Saved data entries
________
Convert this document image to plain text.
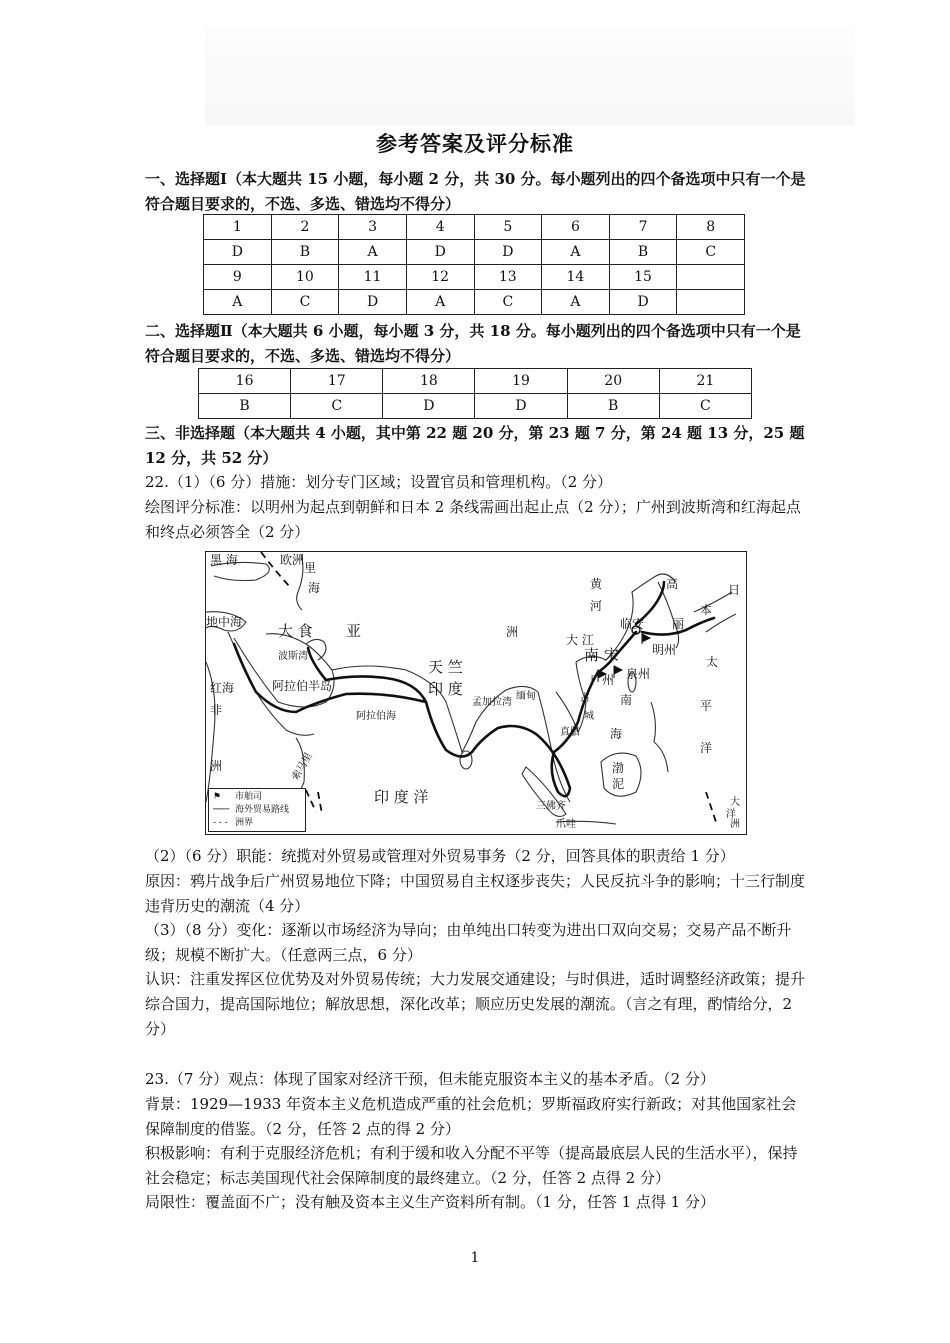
参考答案及评分标准

一、选择题Ⅰ（本大题共 15 小题，每小题 2 分，共 30 分。每小题列出的四个备选项中只有一个是符合题目要求的，不选、多选、错选均不得分）

1	2	3	4	5	6	7	8
D	B	A	D	D	A	B	C
9	10	11	12	13	14	15	
A	C	D	A	C	A	D	

二、选择题Ⅱ（本大题共 6 小题，每小题 3 分，共 18 分。每小题列出的四个备选项中只有一个是符合题目要求的，不选、多选、错选均不得分）

16	17	18	19	20	21
B	C	D	D	B	C

三、非选择题（本大题共 4 小题，其中第 22 题 20 分，第 23 题 7 分，第 24 题 13 分，25 题 12 分，共 52 分）

22.（1）（6 分）措施：划分专门区域；设置官员和管理机构。（2 分）

绘图评分标准：以明州为起点到朝鲜和日本 2 条线需画出起止点（2 分）；广州到波斯湾和红海起点和终点必须答全（2 分）

黑 海	欧洲
里
海
地中海 大 食 亚
波斯湾
阿拉伯半岛
红海
非
洲	索马里
阿拉伯海
天 竺
印 度
孟加拉湾
缅甸
洲
黄
河
大 江
临安
明州
南 宋
泉州
广州
高
丽
日
本
太
平
洋
南
海
占
城
真腊
渤
泥
印 度 洋
三佛齐
爪哇
大
洋
洲
⚑ 市舶司
─── 海外贸易路线
- - - 洲界

（2）（6 分）职能：统揽对外贸易或管理对外贸易事务（2 分，回答具体的职责给 1 分）

原因：鸦片战争后广州贸易地位下降；中国贸易自主权逐步丧失；人民反抗斗争的影响；十三行制度违背历史的潮流（4 分）

（3）（8 分）变化：逐渐以市场经济为导向；由单纯出口转变为进出口双向交易；交易产品不断升级；规模不断扩大。（任意两三点，6 分）

认识：注重发挥区位优势及对外贸易传统；大力发展交通建设；与时俱进，适时调整经济政策；提升综合国力，提高国际地位；解放思想，深化改革；顺应历史发展的潮流。（言之有理，酌情给分，2 分）

23.（7 分）观点：体现了国家对经济干预，但未能克服资本主义的基本矛盾。（2 分）

背景：1929—1933 年资本主义危机造成严重的社会危机；罗斯福政府实行新政；对其他国家社会保障制度的借鉴。（2 分，任答 2 点的得 2 分）

积极影响：有利于克服经济危机；有利于缓和收入分配不平等（提高最底层人民的生活水平），保持社会稳定；标志美国现代社会保障制度的最终建立。（2 分，任答 2 点得 2 分）

局限性：覆盖面不广；没有触及资本主义生产资料所有制。（1 分，任答 1 点得 1 分）

1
________
GOAL: Each line above is to be copied verbatim. Drop any image from the copy.

PROBLEM SOLUTION:
Convert this document image to plain text.
参考答案及评分标准

一、选择题Ⅰ（本大题共 15 小题，每小题 2 分，共 30 分。每小题列出的四个备选项中只有一个是符合题目要求的，不选、多选、错选均不得分）

1	2	3	4	5	6	7	8
D	B	A	D	D	A	B	C
9	10	11	12	13	14	15	
A	C	D	A	C	A	D	

二、选择题Ⅱ（本大题共 6 小题，每小题 3 分，共 18 分。每小题列出的四个备选项中只有一个是符合题目要求的，不选、多选、错选均不得分）

16	17	18	19	20	21
B	C	D	D	B	C

三、非选择题（本大题共 4 小题，其中第 22 题 20 分，第 23 题 7 分，第 24 题 13 分，25 题 12 分，共 52 分）

22.（1）（6 分）措施：划分专门区域；设置官员和管理机构。（2 分）

绘图评分标准：以明州为起点到朝鲜和日本 2 条线需画出起止点（2 分）；广州到波斯湾和红海起点和终点必须答全（2 分）

黑 海	欧洲
里
海
地中海 大 食 亚
波斯湾
阿拉伯半岛
红海
非
洲	索马里
阿拉伯海
天 竺
印 度
孟加拉湾
缅甸
洲
黄
河
大 江
临安
明州
南 宋
泉州
广州
高
丽
日
本
太
平
洋
南
海
占
城
真腊
渤
泥
印 度 洋
三佛齐
爪哇
大
洋
洲
⚑ 市舶司
─── 海外贸易路线
- - - 洲界

（2）（6 分）职能：统揽对外贸易或管理对外贸易事务（2 分，回答具体的职责给 1 分）

原因：鸦片战争后广州贸易地位下降；中国贸易自主权逐步丧失；人民反抗斗争的影响；十三行制度违背历史的潮流（4 分）

（3）（8 分）变化：逐渐以市场经济为导向；由单纯出口转变为进出口双向交易；交易产品不断升级；规模不断扩大。（任意两三点，6 分）

认识：注重发挥区位优势及对外贸易传统；大力发展交通建设；与时俱进，适时调整经济政策；提升综合国力，提高国际地位；解放思想，深化改革；顺应历史发展的潮流。（言之有理，酌情给分，2 分）

23.（7 分）观点：体现了国家对经济干预，但未能克服资本主义的基本矛盾。（2 分）

背景：1929—1933 年资本主义危机造成严重的社会危机；罗斯福政府实行新政；对其他国家社会保障制度的借鉴。（2 分，任答 2 点的得 2 分）

积极影响：有利于克服经济危机；有利于缓和收入分配不平等（提高最底层人民的生活水平），保持社会稳定；标志美国现代社会保障制度的最终建立。（2 分，任答 2 点得 2 分）

局限性：覆盖面不广；没有触及资本主义生产资料所有制。（1 分，任答 1 点得 1 分）

1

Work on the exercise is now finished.